REQUIRED TASK: Provide an exact transcription of all the records.

━━━━━━

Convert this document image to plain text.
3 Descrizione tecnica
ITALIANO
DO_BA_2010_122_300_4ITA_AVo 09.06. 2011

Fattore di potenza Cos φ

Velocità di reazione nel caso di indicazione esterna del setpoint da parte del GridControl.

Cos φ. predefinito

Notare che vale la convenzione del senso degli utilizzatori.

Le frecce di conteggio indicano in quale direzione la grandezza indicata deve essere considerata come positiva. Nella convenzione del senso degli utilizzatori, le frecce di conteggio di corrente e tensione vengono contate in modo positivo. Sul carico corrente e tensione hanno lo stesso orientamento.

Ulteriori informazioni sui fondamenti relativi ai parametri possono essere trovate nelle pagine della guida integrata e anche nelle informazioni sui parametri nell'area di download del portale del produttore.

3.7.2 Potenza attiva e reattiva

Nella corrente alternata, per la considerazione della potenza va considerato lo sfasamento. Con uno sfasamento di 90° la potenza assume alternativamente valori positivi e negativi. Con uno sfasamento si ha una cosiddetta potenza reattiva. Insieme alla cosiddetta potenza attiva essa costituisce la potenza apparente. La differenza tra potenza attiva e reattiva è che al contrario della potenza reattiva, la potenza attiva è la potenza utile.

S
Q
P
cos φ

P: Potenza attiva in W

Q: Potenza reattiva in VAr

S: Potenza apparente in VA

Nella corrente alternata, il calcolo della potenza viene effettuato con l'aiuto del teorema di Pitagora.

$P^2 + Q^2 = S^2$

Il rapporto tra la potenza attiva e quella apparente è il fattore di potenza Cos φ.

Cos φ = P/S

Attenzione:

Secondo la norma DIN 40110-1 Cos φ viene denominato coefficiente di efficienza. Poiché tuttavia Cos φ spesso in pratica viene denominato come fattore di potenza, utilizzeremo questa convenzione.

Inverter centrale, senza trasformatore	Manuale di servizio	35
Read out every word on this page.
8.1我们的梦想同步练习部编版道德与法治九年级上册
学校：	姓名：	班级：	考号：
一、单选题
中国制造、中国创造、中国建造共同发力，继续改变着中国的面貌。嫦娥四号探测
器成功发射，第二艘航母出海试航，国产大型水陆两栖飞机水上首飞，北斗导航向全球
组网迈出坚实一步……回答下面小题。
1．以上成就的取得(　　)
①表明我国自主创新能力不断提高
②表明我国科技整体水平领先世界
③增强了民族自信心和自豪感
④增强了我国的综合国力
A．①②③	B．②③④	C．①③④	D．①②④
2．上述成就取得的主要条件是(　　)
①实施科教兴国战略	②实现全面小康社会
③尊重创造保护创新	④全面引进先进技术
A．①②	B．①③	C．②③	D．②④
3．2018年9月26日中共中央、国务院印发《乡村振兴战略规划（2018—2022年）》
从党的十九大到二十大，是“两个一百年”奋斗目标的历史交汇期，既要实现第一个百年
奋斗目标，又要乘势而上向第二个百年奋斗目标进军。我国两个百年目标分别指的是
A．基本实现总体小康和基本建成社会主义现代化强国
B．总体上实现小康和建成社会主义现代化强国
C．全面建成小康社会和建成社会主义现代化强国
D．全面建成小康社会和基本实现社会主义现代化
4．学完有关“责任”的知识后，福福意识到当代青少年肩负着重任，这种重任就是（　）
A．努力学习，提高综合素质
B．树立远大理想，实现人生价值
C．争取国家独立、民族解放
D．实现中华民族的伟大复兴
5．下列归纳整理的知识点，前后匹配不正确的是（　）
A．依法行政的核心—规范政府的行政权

━━━━━━

FULL SOLUTION:
Convert this document image to plain text.
3 Descrizione tecnica
ITALIANO
DO_BA_2010_122_300_4ITA_AVo 09.06. 2011

Fattore di potenza Cos φ

Velocità di reazione nel caso di indicazione esterna del setpoint da parte del GridControl.

Cos φ. predefinito

Notare che vale la convenzione del senso degli utilizzatori.

Le frecce di conteggio indicano in quale direzione la grandezza indicata deve essere considerata come positiva. Nella convenzione del senso degli utilizzatori, le frecce di conteggio di corrente e tensione vengono contate in modo positivo. Sul carico corrente e tensione hanno lo stesso orientamento.

Ulteriori informazioni sui fondamenti relativi ai parametri possono essere trovate nelle pagine della guida integrata e anche nelle informazioni sui parametri nell'area di download del portale del produttore.

3.7.2 Potenza attiva e reattiva

Nella corrente alternata, per la considerazione della potenza va considerato lo sfasamento. Con uno sfasamento di 90° la potenza assume alternativamente valori positivi e negativi. Con uno sfasamento si ha una cosiddetta potenza reattiva. Insieme alla cosiddetta potenza attiva essa costituisce la potenza apparente. La differenza tra potenza attiva e reattiva è che al contrario della potenza reattiva, la potenza attiva è la potenza utile.

S
Q
P
cos φ

P: Potenza attiva in W

Q: Potenza reattiva in VAr

S: Potenza apparente in VA

Nella corrente alternata, il calcolo della potenza viene effettuato con l'aiuto del teorema di Pitagora.

$P^2 + Q^2 = S^2$

Il rapporto tra la potenza attiva e quella apparente è il fattore di potenza Cos φ.

Cos φ = P/S

Attenzione:

Secondo la norma DIN 40110-1 Cos φ viene denominato coefficiente di efficienza. Poiché tuttavia Cos φ spesso in pratica viene denominato come fattore di potenza, utilizzeremo questa convenzione.

Inverter centrale, senza trasformatore	Manuale di servizio	35
Read out every word on this page.
8.1我们的梦想同步练习部编版道德与法治九年级上册
学校：	姓名：	班级：	考号：
一、单选题
中国制造、中国创造、中国建造共同发力，继续改变着中国的面貌。嫦娥四号探测
器成功发射，第二艘航母出海试航，国产大型水陆两栖飞机水上首飞，北斗导航向全球
组网迈出坚实一步……回答下面小题。
1．以上成就的取得(　　)
①表明我国自主创新能力不断提高
②表明我国科技整体水平领先世界
③增强了民族自信心和自豪感
④增强了我国的综合国力
A．①②③	B．②③④	C．①③④	D．①②④
2．上述成就取得的主要条件是(　　)
①实施科教兴国战略	②实现全面小康社会
③尊重创造保护创新	④全面引进先进技术
A．①②	B．①③	C．②③	D．②④
3．2018年9月26日中共中央、国务院印发《乡村振兴战略规划（2018—2022年）》
从党的十九大到二十大，是“两个一百年”奋斗目标的历史交汇期，既要实现第一个百年
奋斗目标，又要乘势而上向第二个百年奋斗目标进军。我国两个百年目标分别指的是
A．基本实现总体小康和基本建成社会主义现代化强国
B．总体上实现小康和建成社会主义现代化强国
C．全面建成小康社会和建成社会主义现代化强国
D．全面建成小康社会和基本实现社会主义现代化
4．学完有关“责任”的知识后，福福意识到当代青少年肩负着重任，这种重任就是（　）
A．努力学习，提高综合素质
B．树立远大理想，实现人生价值
C．争取国家独立、民族解放
D．实现中华民族的伟大复兴
5．下列归纳整理的知识点，前后匹配不正确的是（　）
A．依法行政的核心—规范政府的行政权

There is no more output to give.